EXERCISE INSTRUCTIONS ▸ Report only the number of lines in this material that include "icon".

DATA SHOWN ▸
-- -- --
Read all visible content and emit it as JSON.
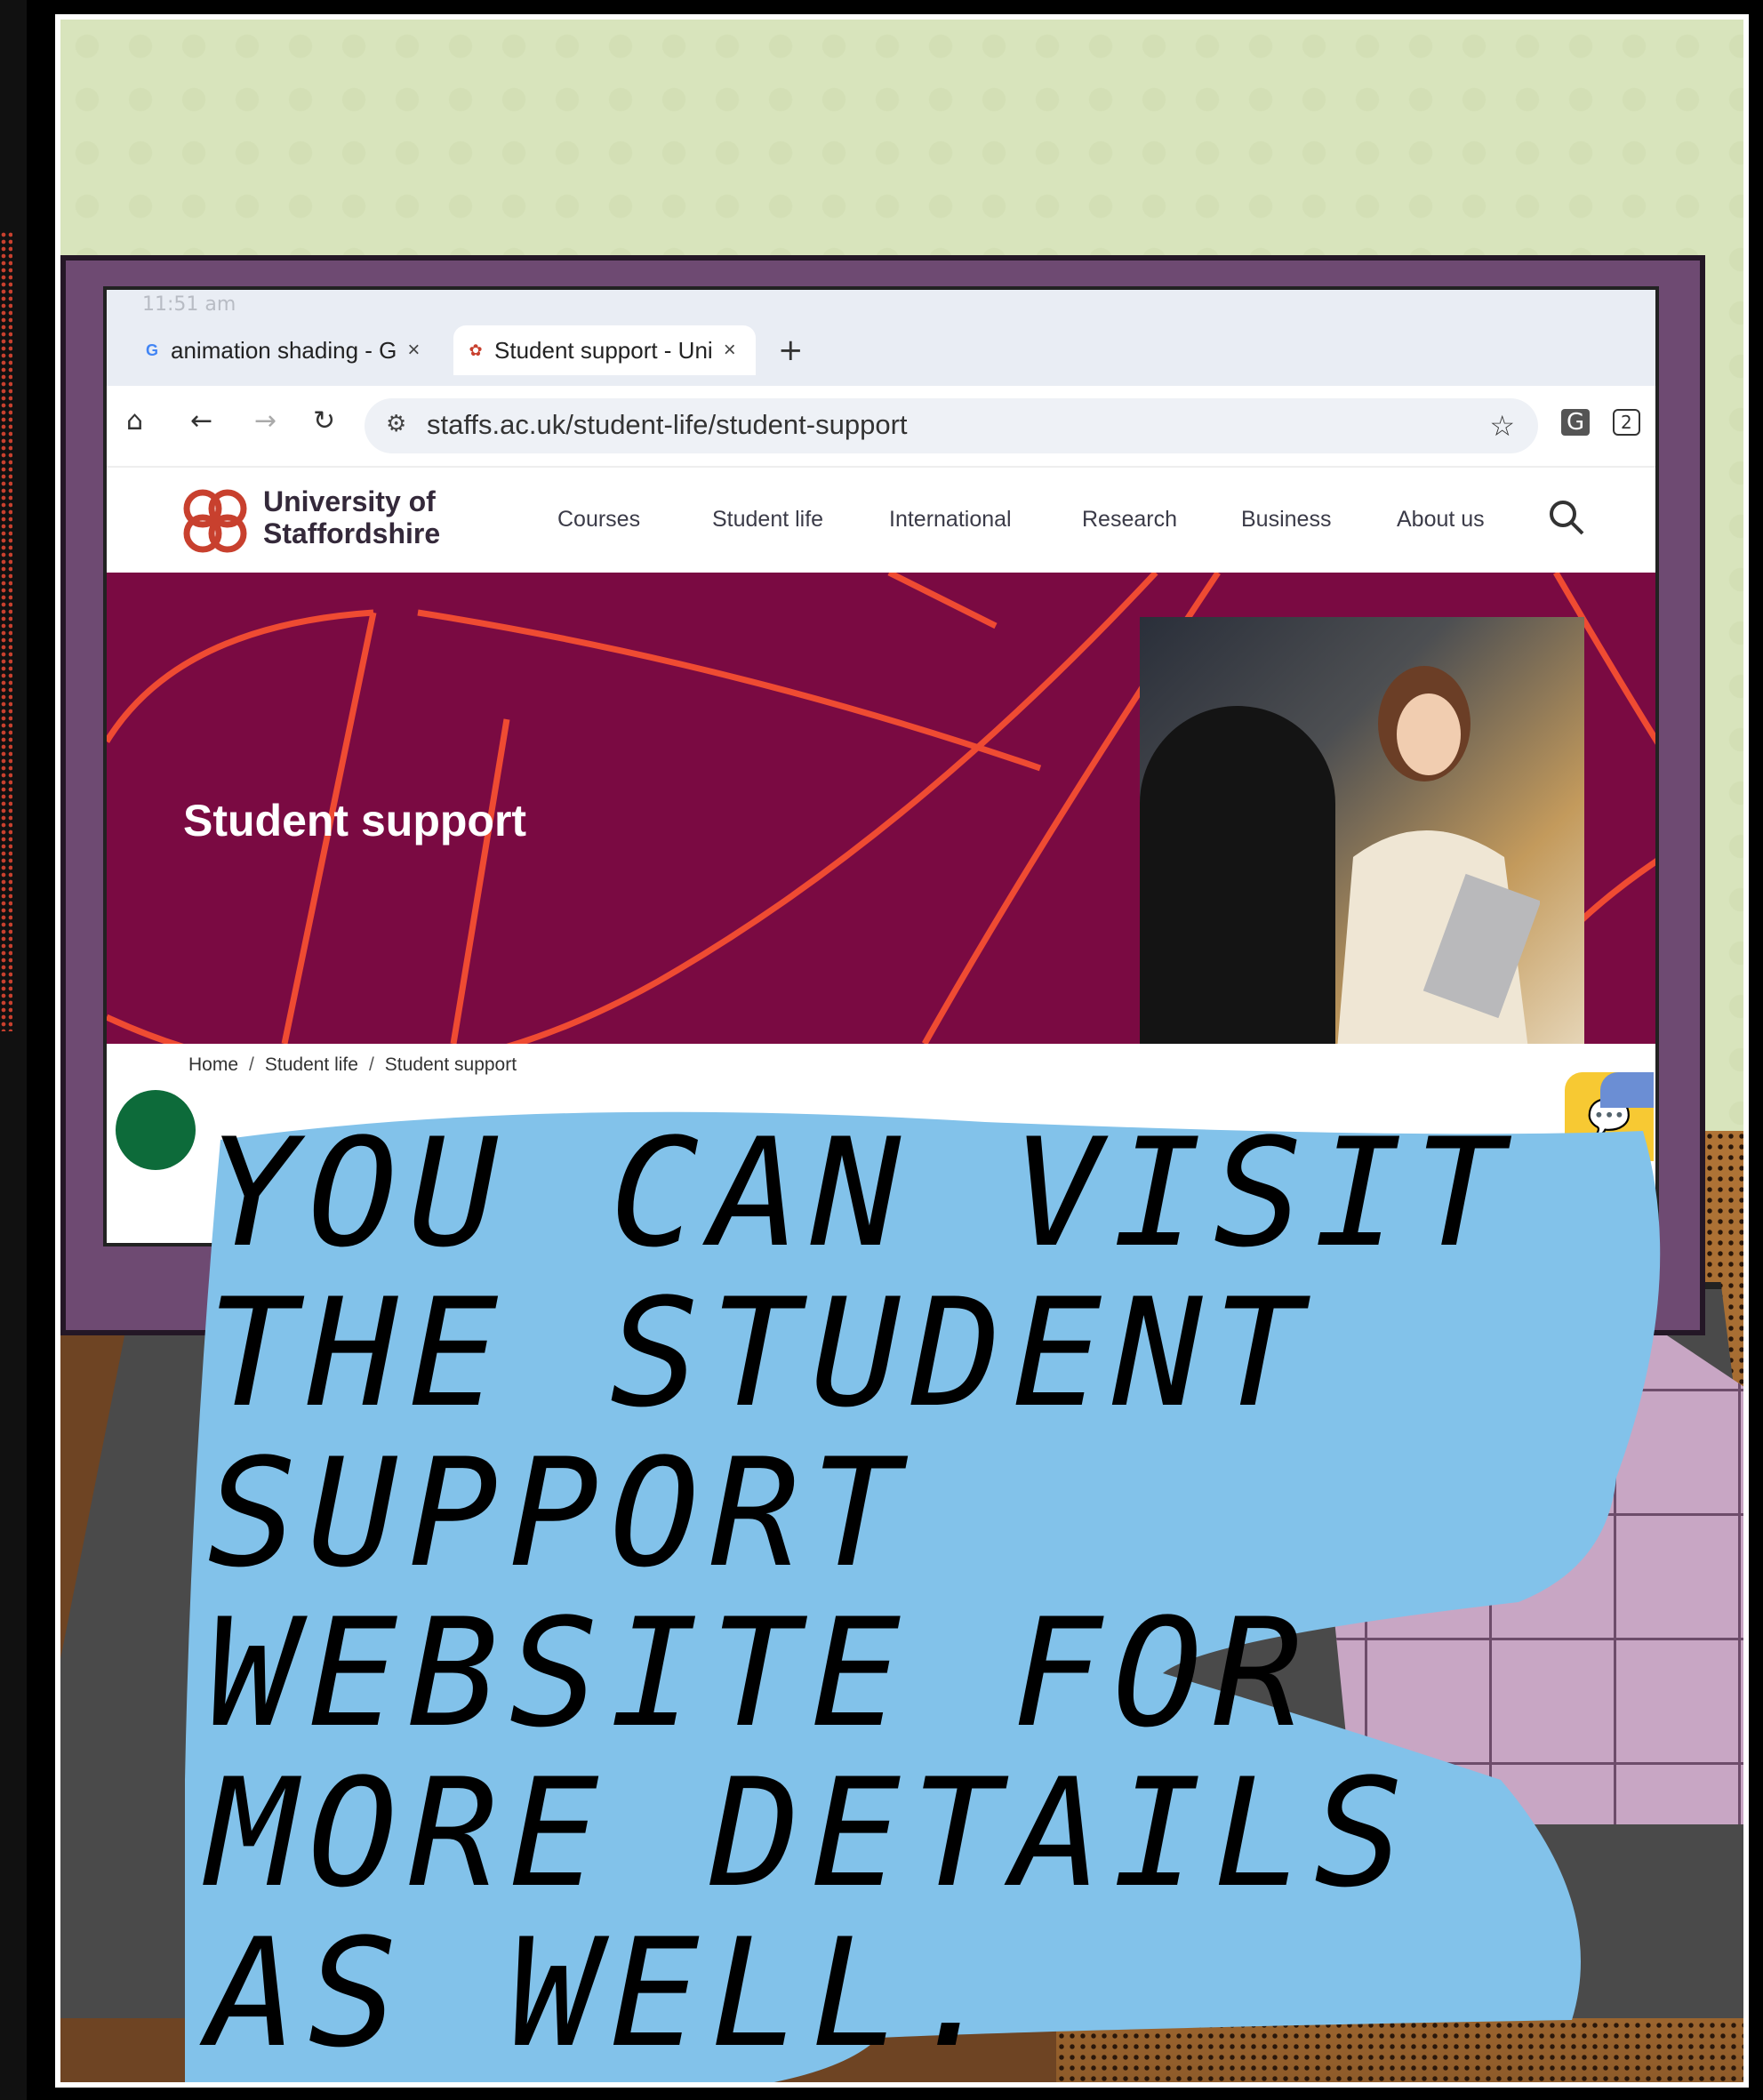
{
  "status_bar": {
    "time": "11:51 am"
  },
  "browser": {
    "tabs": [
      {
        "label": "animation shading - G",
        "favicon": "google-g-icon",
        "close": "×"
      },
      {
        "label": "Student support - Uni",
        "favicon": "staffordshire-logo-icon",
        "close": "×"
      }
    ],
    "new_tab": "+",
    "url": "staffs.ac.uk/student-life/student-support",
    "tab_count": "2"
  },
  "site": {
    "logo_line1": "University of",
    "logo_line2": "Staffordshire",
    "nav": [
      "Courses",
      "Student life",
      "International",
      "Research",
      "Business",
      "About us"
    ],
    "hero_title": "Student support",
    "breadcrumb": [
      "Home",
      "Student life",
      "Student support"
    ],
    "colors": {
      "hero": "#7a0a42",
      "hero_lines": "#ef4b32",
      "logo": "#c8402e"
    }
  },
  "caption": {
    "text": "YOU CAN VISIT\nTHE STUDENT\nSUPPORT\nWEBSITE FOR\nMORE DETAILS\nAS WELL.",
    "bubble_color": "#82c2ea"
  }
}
-- -- --
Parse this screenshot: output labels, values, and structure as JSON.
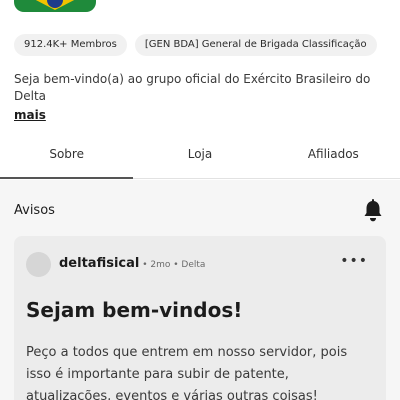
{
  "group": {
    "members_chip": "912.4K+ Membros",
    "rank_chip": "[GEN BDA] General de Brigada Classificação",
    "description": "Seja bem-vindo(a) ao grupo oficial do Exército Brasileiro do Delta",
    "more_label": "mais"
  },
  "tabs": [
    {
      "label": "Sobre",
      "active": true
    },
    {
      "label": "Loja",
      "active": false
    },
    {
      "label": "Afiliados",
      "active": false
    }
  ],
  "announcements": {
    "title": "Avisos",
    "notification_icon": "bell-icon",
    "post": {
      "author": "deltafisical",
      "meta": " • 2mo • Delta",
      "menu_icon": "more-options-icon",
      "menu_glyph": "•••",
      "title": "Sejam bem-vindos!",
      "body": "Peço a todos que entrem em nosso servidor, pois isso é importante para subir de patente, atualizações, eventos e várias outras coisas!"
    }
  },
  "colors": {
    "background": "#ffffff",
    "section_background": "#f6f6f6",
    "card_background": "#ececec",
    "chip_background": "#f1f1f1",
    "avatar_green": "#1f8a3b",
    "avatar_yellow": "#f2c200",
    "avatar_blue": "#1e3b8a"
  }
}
-- -- --
SOLUTION FOR THIS PROBLEM ▸ 4